CHALLENGE | Print out each record below, unaltered and complete, without its images.

MATERIAL PROVIDED |
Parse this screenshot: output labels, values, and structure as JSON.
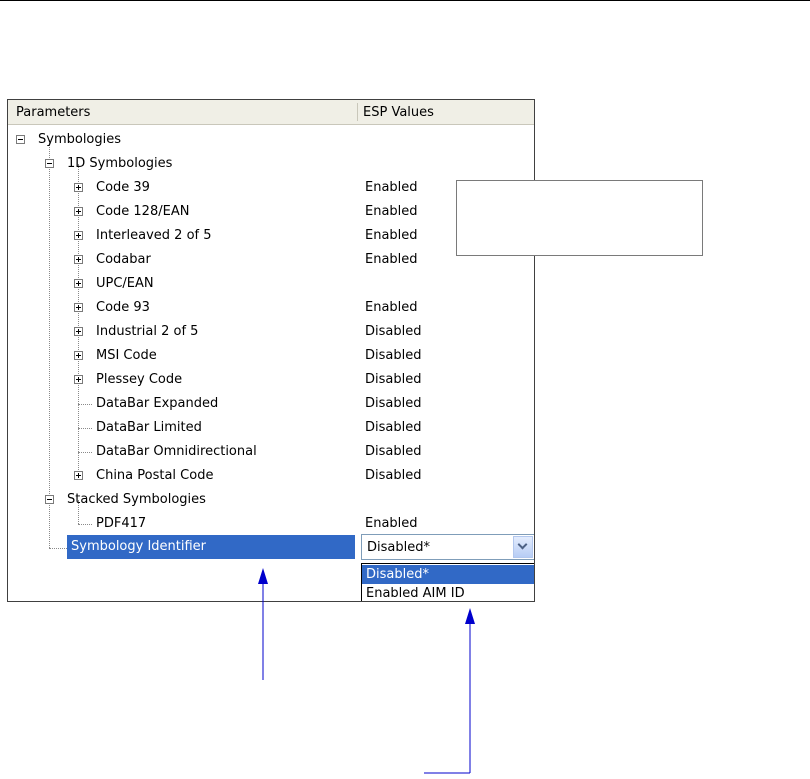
{
  "grid": {
    "header": {
      "parameters": "Parameters",
      "esp_values": "ESP Values"
    },
    "rows": [
      {
        "label": "Symbologies",
        "value": ""
      },
      {
        "label": "1D Symbologies",
        "value": ""
      },
      {
        "label": "Code 39",
        "value": "Enabled"
      },
      {
        "label": "Code 128/EAN",
        "value": "Enabled"
      },
      {
        "label": "Interleaved 2 of 5",
        "value": "Enabled"
      },
      {
        "label": "Codabar",
        "value": "Enabled"
      },
      {
        "label": "UPC/EAN",
        "value": ""
      },
      {
        "label": "Code 93",
        "value": "Enabled"
      },
      {
        "label": "Industrial 2 of 5",
        "value": "Disabled"
      },
      {
        "label": "MSI Code",
        "value": "Disabled"
      },
      {
        "label": "Plessey Code",
        "value": "Disabled"
      },
      {
        "label": "DataBar Expanded",
        "value": "Disabled"
      },
      {
        "label": "DataBar Limited",
        "value": "Disabled"
      },
      {
        "label": "DataBar Omnidirectional",
        "value": "Disabled"
      },
      {
        "label": "China Postal Code",
        "value": "Disabled"
      },
      {
        "label": "Stacked Symbologies",
        "value": ""
      },
      {
        "label": "PDF417",
        "value": "Enabled"
      }
    ],
    "selected_row": {
      "label": "Symbology Identifier"
    },
    "combo": {
      "value": "Disabled*",
      "icon": "chevron-down-icon"
    },
    "dropdown_options": [
      "Disabled*",
      "Enabled AIM ID"
    ]
  },
  "colors": {
    "selection": "#3169c6",
    "arrow": "#0000cc",
    "header_bg": "#f0efe6"
  }
}
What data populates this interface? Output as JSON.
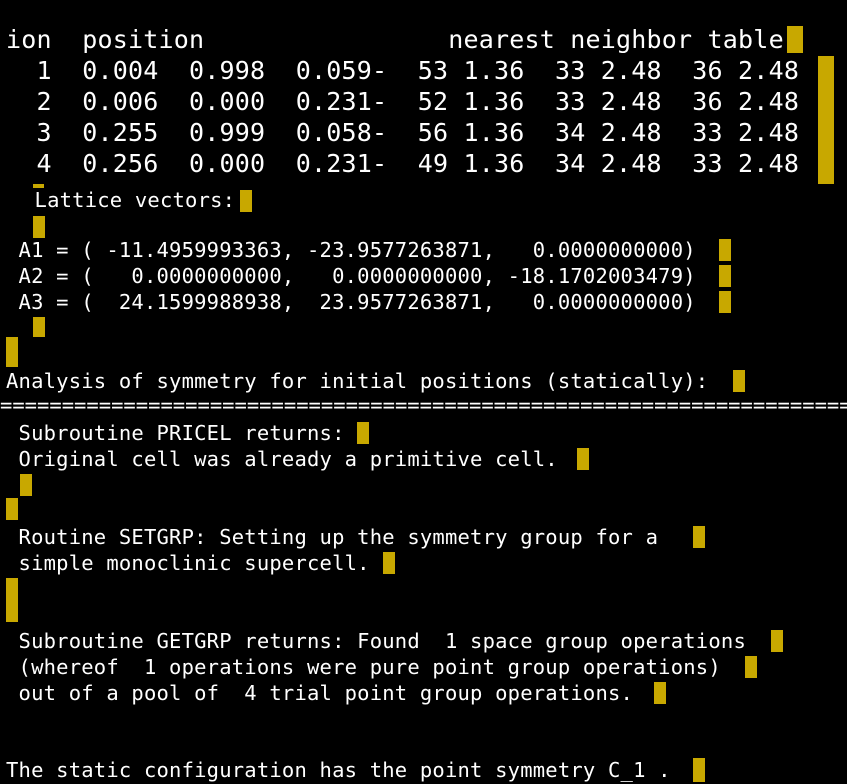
{
  "header": {
    "text": "ion  position                nearest neighbor table"
  },
  "ions": [
    "  1  0.004  0.998  0.059-  53 1.36  33 2.48  36 2.48",
    "  2  0.006  0.000  0.231-  52 1.36  33 2.48  36 2.48",
    "  3  0.255  0.999  0.058-  56 1.36  34 2.48  33 2.48",
    "  4  0.256  0.000  0.231-  49 1.36  34 2.48  33 2.48"
  ],
  "lattice": {
    "title": " Lattice vectors:",
    "a1": " A1 = ( -11.4959993363, -23.9577263871,   0.0000000000)",
    "a2": " A2 = (   0.0000000000,   0.0000000000, -18.1702003479)",
    "a3": " A3 = (  24.1599988938,  23.9577263871,   0.0000000000)"
  },
  "analysis": {
    "title": "Analysis of symmetry for initial positions (statically):",
    "separator": "==================================================================================="
  },
  "pricel": {
    "line1": " Subroutine PRICEL returns:",
    "line2": " Original cell was already a primitive cell."
  },
  "setgrp": {
    "line1": " Routine SETGRP: Setting up the symmetry group for a ",
    "line2": " simple monoclinic supercell."
  },
  "getgrp": {
    "line1": " Subroutine GETGRP returns: Found  1 space group operations",
    "line2": " (whereof  1 operations were pure point group operations)",
    "line3": " out of a pool of  4 trial point group operations."
  },
  "result": {
    "line": "The static configuration has the point symmetry C_1 ."
  },
  "colors": {
    "background": "#000000",
    "text": "#ffffff",
    "cursor": "#c8a800"
  }
}
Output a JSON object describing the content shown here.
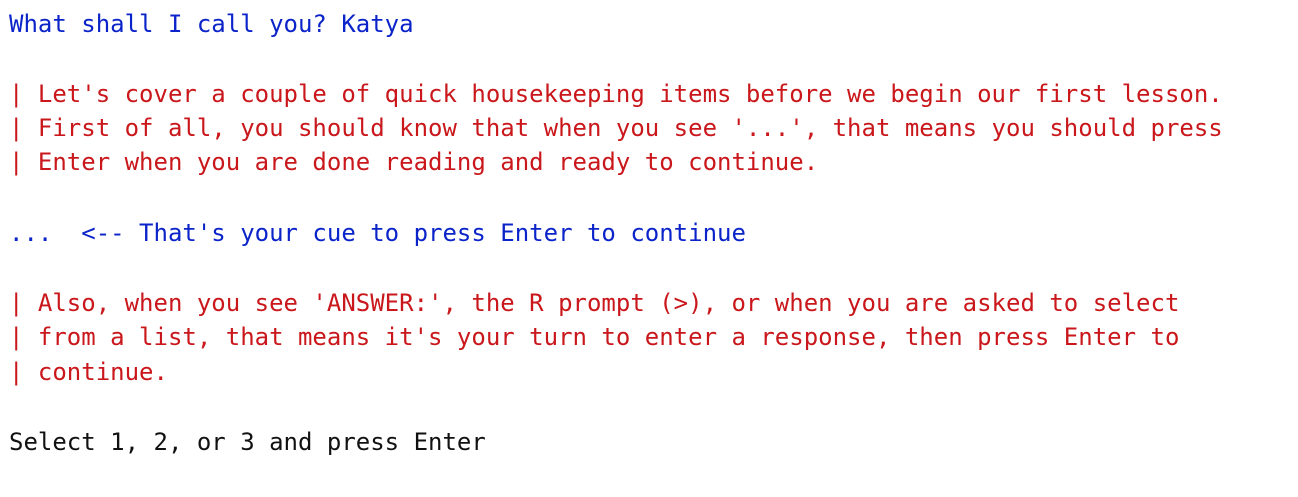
{
  "console": {
    "name_prompt": "What shall I call you? Katya",
    "intro_lines": [
      "| Let's cover a couple of quick housekeeping items before we begin our first lesson.",
      "| First of all, you should know that when you see '...', that means you should press",
      "| Enter when you are done reading and ready to continue."
    ],
    "continue_cue": "...  <-- That's your cue to press Enter to continue",
    "answer_lines": [
      "| Also, when you see 'ANSWER:', the R prompt (>), or when you are asked to select",
      "| from a list, that means it's your turn to enter a response, then press Enter to",
      "| continue."
    ],
    "select_prompt": "Select 1, 2, or 3 and press Enter"
  },
  "colors": {
    "prompt_blue": "#0b24c9",
    "message_red": "#c9171b",
    "text_black": "#111111"
  }
}
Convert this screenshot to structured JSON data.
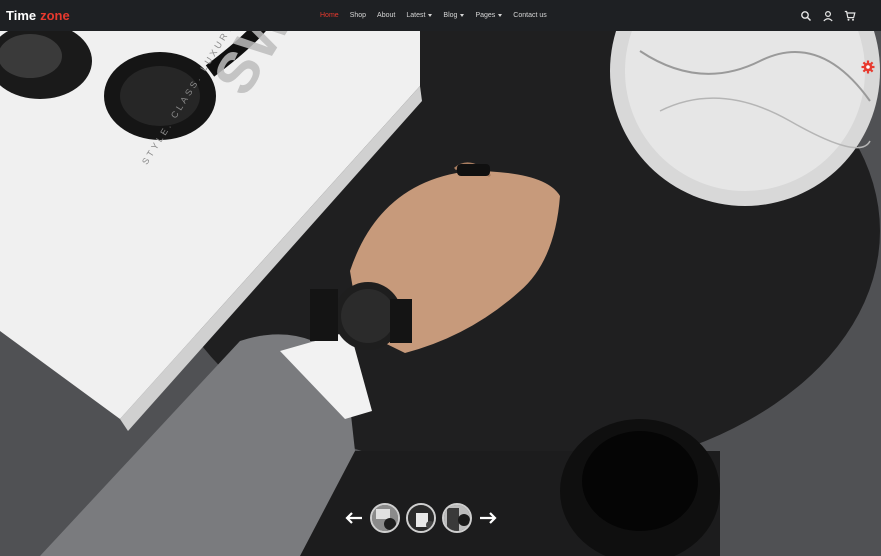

COMPLETE ANSWER |
Parse this screenshot: output labels, values, and structure as JSON.
{
  "grid": {
    "header": {
      "parameters": "Parameters",
      "esp_values": "ESP Values"
    },
    "rows": [
      {
        "label": "Symbologies",
        "value": ""
      },
      {
        "label": "1D Symbologies",
        "value": ""
      },
      {
        "label": "Code 39",
        "value": "Enabled"
      },
      {
        "label": "Code 128/EAN",
        "value": "Enabled"
      },
      {
        "label": "Interleaved 2 of 5",
        "value": "Enabled"
      },
      {
        "label": "Codabar",
        "value": "Enabled"
      },
      {
        "label": "UPC/EAN",
        "value": ""
      },
      {
        "label": "Code 93",
        "value": "Enabled"
      },
      {
        "label": "Industrial 2 of 5",
        "value": "Disabled"
      },
      {
        "label": "MSI Code",
        "value": "Disabled"
      },
      {
        "label": "Plessey Code",
        "value": "Disabled"
      },
      {
        "label": "DataBar Expanded",
        "value": "Disabled"
      },
      {
        "label": "DataBar Limited",
        "value": "Disabled"
      },
      {
        "label": "DataBar Omnidirectional",
        "value": "Disabled"
      },
      {
        "label": "China Postal Code",
        "value": "Disabled"
      },
      {
        "label": "Stacked Symbologies",
        "value": ""
      },
      {
        "label": "PDF417",
        "value": "Enabled"
      }
    ],
    "selected_row": {
      "label": "Symbology Identifier"
    },
    "combo": {
      "value": "Disabled*",
      "icon": "chevron-down-icon"
    },
    "dropdown_options": [
      "Disabled*",
      "Enabled AIM ID"
    ]
  },
  "colors": {
    "selection": "#3169c6",
    "arrow": "#0000cc",
    "header_bg": "#f0efe6"
  }
}
What data populates this interface? Output as JSON.
{
  "header": {
    "text": "ion  position                nearest neighbor table"
  },
  "ions": [
    "  1  0.004  0.998  0.059-  53 1.36  33 2.48  36 2.48",
    "  2  0.006  0.000  0.231-  52 1.36  33 2.48  36 2.48",
    "  3  0.255  0.999  0.058-  56 1.36  34 2.48  33 2.48",
    "  4  0.256  0.000  0.231-  49 1.36  34 2.48  33 2.48"
  ],
  "lattice": {
    "title": " Lattice vectors:",
    "a1": " A1 = ( -11.4959993363, -23.9577263871,   0.0000000000)",
    "a2": " A2 = (   0.0000000000,   0.0000000000, -18.1702003479)",
    "a3": " A3 = (  24.1599988938,  23.9577263871,   0.0000000000)"
  },
  "analysis": {
    "title": "Analysis of symmetry for initial positions (statically):",
    "separator": "==================================================================================="
  },
  "pricel": {
    "line1": " Subroutine PRICEL returns:",
    "line2": " Original cell was already a primitive cell."
  },
  "setgrp": {
    "line1": " Routine SETGRP: Setting up the symmetry group for a ",
    "line2": " simple monoclinic supercell."
  },
  "getgrp": {
    "line1": " Subroutine GETGRP returns: Found  1 space group operations",
    "line2": " (whereof  1 operations were pure point group operations)",
    "line3": " out of a pool of  4 trial point group operations."
  },
  "result": {
    "line": "The static configuration has the point symmetry C_1 ."
  },
  "colors": {
    "background": "#000000",
    "text": "#ffffff",
    "cursor": "#c8a800"
  }
}
Output a JSON object describing the content shown here.
{
  "console": {
    "name_prompt": "What shall I call you? Katya",
    "intro_lines": [
      "| Let's cover a couple of quick housekeeping items before we begin our first lesson.",
      "| First of all, you should know that when you see '...', that means you should press",
      "| Enter when you are done reading and ready to continue."
    ],
    "continue_cue": "...  <-- That's your cue to press Enter to continue",
    "answer_lines": [
      "| Also, when you see 'ANSWER:', the R prompt (>), or when you are asked to select",
      "| from a list, that means it's your turn to enter a response, then press Enter to",
      "| continue."
    ],
    "select_prompt": "Select 1, 2, or 3 and press Enter"
  },
  "colors": {
    "prompt_blue": "#0b24c9",
    "message_red": "#c9171b",
    "text_black": "#111111"
  }
}
Convert this screenshot to structured JSON data.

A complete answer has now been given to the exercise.